A veces parece como si el marxismo del final del siglo XX y los comienzos del XXI fuera el heredero de la cultura del 68, que agitó su consigna de «¡Prohibido prohibir!» y también trató de llevar a su molino el lema con que Mao desencadenó la Revolución Cultural: «¡Es justo rebelarse!». En realidad, la rebelión «justa» tenía unos límites muy precisos y era inconcebible que cuestionara la revolución que había dado origen a la República Popular China. El propio Mao movilizó al ejército para acabar con una situación que parecía a punto de degenerar en una guerra de todos contra todos y en una anarquía disolvente. Pero eso no le preocupaba mucho a la cultura del 68: desde su punto de vista la lucha de clases progresista o revolucionaria coincidía con la rebelión desde abajo contra cualquier poder constituido, que era en sí mismo sinónimo de opresión.


Si se parte de esta premisa no es difícil juntar la «plaza Tienanmen » con la toma de la Bastilla y los acontecimientos de 1989-1991 en Europa oriental, la «Segunda Restauración» de la que habla Badiou (2006, p. 39), con la revolución de octubre. Entonces deberíamos incluir en la lista de las revoluciones y sublevaciones populares la Vandea y, en el siglo XX, el motín de Kronstadt contra los bolcheviques, así como las endémicas sublevaciones de los campesinos contra el nuevo poder central instalado en Moscú. Es más, si queremos ser coherentes hasta el final, en esta lista tampoco deberían faltar las agitaciones y revueltas que estallaron en los años en que la Unión Soviética tuvo que enfrentarse a la agresión de la Alemania hitleriana. El populismo, al dar un carácter absoluto a la contradicción masa/poder y condenar al poder como tal, es incapaz de trazar una línea de demarcación entre revolución y contrarrevolución.

★ ★ ★ ★ ★ ★ ★

Qué hacer:
(a) Transcribe del texto sobre la cultura del 68 el fragmento que empieza en "A veces parece" y termina en "sinónimo de opresión.".
(b) Según el texto sobre la cultura del 68, ¿a quién movilizó Mao para acabar con una situación que parecía a punto de caer en la anarquía?
(c) Prolonga el texto sobre la cultura del 68 a partir de donde termina.

Registros proporcionados:
★ ★ ★ ★ ★ ★ ★

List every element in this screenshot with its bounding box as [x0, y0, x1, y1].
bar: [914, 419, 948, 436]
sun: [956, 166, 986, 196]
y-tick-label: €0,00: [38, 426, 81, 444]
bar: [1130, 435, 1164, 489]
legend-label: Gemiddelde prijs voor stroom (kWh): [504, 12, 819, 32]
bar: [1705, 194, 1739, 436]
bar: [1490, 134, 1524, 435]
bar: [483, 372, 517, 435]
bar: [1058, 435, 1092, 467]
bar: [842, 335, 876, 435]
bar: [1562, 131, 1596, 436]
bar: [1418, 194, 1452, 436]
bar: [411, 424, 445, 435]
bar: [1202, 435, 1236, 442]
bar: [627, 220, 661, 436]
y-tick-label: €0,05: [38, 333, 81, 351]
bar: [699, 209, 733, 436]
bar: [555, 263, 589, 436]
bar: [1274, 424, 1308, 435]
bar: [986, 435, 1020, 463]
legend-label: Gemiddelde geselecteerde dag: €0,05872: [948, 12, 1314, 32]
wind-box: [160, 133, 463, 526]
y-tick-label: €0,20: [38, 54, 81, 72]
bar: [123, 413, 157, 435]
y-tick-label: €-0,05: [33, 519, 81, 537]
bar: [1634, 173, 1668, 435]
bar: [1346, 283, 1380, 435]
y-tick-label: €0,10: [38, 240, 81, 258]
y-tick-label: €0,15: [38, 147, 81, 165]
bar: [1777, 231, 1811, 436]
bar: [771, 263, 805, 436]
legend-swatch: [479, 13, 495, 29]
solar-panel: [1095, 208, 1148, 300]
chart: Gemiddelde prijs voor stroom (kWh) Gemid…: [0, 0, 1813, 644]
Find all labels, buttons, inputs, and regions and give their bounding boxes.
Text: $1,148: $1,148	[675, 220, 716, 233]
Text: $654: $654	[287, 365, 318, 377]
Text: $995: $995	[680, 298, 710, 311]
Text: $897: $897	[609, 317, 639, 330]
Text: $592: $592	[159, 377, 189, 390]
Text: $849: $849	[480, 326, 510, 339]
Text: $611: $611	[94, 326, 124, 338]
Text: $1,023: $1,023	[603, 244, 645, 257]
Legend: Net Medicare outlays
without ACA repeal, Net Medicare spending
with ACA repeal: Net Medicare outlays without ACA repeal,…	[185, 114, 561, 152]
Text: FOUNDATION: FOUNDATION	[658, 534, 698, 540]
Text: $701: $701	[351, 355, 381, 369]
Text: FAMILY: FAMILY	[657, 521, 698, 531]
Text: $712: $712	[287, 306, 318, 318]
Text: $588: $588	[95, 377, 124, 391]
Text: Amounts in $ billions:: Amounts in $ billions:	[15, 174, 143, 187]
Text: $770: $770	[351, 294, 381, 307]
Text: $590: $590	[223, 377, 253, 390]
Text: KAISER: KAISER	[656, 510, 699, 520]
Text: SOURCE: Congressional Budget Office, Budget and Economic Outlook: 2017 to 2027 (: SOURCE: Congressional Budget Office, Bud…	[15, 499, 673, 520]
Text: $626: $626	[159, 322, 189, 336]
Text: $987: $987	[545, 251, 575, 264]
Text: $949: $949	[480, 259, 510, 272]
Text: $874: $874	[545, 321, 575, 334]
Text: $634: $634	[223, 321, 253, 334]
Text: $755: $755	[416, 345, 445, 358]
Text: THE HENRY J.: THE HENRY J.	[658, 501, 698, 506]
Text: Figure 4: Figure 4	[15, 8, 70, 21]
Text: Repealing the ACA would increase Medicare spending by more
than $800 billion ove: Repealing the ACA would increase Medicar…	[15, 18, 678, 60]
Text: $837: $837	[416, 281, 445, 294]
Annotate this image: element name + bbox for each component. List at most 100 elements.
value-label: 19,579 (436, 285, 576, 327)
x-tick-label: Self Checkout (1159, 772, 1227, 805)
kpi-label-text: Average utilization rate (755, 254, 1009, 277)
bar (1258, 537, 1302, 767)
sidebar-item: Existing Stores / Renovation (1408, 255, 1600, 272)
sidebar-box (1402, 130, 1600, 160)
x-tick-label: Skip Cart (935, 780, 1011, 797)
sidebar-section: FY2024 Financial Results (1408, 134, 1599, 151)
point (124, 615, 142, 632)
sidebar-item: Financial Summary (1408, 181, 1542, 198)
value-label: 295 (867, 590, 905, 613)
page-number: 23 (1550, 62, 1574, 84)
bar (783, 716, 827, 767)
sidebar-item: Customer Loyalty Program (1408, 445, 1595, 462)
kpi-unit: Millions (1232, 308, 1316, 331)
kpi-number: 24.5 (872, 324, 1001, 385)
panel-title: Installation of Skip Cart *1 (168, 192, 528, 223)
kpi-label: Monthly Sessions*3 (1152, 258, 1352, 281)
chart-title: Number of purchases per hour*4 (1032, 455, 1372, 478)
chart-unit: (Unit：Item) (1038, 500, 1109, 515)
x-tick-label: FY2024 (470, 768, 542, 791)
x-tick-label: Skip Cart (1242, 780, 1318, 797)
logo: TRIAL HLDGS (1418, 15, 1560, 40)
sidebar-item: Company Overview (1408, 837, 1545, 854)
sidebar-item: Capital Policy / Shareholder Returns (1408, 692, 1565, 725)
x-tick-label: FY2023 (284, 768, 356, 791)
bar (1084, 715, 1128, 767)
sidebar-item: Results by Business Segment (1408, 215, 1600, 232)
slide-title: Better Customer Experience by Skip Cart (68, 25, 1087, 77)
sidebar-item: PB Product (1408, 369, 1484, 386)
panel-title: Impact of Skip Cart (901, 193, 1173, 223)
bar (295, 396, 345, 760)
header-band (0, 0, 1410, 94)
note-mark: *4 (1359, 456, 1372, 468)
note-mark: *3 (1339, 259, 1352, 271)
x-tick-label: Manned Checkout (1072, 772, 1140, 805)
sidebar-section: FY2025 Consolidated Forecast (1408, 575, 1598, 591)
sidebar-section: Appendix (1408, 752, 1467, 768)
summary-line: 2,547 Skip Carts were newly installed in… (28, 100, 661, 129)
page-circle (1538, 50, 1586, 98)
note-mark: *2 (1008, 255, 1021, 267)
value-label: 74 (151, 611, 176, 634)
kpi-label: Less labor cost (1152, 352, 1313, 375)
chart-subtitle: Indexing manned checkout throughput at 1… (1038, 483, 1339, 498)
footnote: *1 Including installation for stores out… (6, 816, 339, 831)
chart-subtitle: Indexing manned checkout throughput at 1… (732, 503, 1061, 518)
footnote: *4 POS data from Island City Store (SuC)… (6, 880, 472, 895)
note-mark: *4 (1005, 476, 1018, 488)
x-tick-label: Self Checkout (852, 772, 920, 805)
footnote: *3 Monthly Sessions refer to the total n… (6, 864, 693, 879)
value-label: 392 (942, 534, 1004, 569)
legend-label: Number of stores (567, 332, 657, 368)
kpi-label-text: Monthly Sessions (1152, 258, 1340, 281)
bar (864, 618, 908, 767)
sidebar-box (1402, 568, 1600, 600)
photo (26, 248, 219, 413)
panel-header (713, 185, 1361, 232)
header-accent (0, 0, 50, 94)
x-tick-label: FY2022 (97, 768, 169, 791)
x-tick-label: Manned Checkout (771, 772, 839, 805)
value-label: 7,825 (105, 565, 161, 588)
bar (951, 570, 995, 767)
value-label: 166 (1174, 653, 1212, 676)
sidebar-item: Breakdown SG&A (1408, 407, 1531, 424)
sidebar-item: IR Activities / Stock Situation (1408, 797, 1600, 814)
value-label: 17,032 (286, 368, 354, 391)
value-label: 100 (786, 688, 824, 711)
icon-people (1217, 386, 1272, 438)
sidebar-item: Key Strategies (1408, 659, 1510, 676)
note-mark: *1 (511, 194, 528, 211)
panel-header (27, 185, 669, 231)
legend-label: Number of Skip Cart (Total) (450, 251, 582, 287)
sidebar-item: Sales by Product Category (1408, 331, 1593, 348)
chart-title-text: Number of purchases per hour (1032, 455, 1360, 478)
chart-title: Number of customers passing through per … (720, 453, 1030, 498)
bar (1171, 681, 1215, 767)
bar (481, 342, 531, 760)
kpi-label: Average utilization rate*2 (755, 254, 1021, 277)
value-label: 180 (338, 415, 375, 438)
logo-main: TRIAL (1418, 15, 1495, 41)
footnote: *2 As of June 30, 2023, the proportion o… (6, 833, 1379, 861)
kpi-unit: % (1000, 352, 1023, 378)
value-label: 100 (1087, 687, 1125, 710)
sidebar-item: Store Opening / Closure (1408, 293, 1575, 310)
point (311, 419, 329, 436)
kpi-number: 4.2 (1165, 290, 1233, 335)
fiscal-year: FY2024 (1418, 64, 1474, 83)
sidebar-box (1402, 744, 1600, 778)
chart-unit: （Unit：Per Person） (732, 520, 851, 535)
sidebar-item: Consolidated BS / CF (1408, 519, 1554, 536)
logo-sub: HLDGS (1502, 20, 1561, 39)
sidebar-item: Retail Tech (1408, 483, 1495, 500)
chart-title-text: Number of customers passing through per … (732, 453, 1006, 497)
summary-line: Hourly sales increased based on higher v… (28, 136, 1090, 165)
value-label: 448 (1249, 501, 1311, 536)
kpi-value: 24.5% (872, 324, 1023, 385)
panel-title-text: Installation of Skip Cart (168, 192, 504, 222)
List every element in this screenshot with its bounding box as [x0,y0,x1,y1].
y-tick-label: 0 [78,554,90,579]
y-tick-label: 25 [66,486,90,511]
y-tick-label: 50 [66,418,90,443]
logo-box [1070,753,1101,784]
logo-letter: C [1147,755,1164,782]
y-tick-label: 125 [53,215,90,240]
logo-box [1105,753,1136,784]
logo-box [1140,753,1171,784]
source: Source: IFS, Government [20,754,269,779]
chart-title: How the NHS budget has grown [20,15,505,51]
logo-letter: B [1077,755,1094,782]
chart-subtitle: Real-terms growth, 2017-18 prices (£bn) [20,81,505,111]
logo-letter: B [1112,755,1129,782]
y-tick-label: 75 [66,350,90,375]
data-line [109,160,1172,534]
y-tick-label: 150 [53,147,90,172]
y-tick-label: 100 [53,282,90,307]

★ ★ ★ ★ ★ ★ ★

Respuestas por tarea:
(a)
A veces parece como si el marxismo del final del siglo XX y los comienzos del XXI fuera el heredero de la cultura del 68, que agitó su consigna de «¡Prohibido prohibir!» y también trató de llevar a su molino el lema con que Mao desencadenó la Revolución Cultural: «¡Es justo rebelarse!». En realidad, la rebelión «justa» tenía unos límites muy precisos y era inconcebible que cuestionara la revolución que había dado origen a la República Popular China. El propio Mao movilizó al ejército para acabar con una situación que parecía a punto de degenerar en una guerra de todos contra todos y en una anarquía disolvente. Pero eso no le preocupaba mucho a la cultura del 68: desde su punto de vista la lucha de clases progresista o revolucionaria coincidía con la rebelión desde abajo contra cualquier poder constituido, que era en sí mismo sinónimo de opresión.

(b) Al ejército.

(c)
Quizá sería preferible aprender la lección del viejo Hegel (1956, p. 699; cf. Losurdo 1997a, cap. VII, § 11) quien, con la mirada puesta en las agitaciones sanfedistas y antisemitas de su tiempo, observaba que a veces «la valentía no consiste en atacar a los gobiernos, sino en defenderlos». El rebelde populista que considere a Hegel poco revolucionario siempre podría tener en cuenta la advertencia de Gramsci (1975, pp. 2108-2109 y 326-327) contra las frases de «“rebeldismo”, “subversivismo”, “antiestatismo” primitivo y elemental», expresiones que en última instancia reflejan un «apoliticismo» sustancial.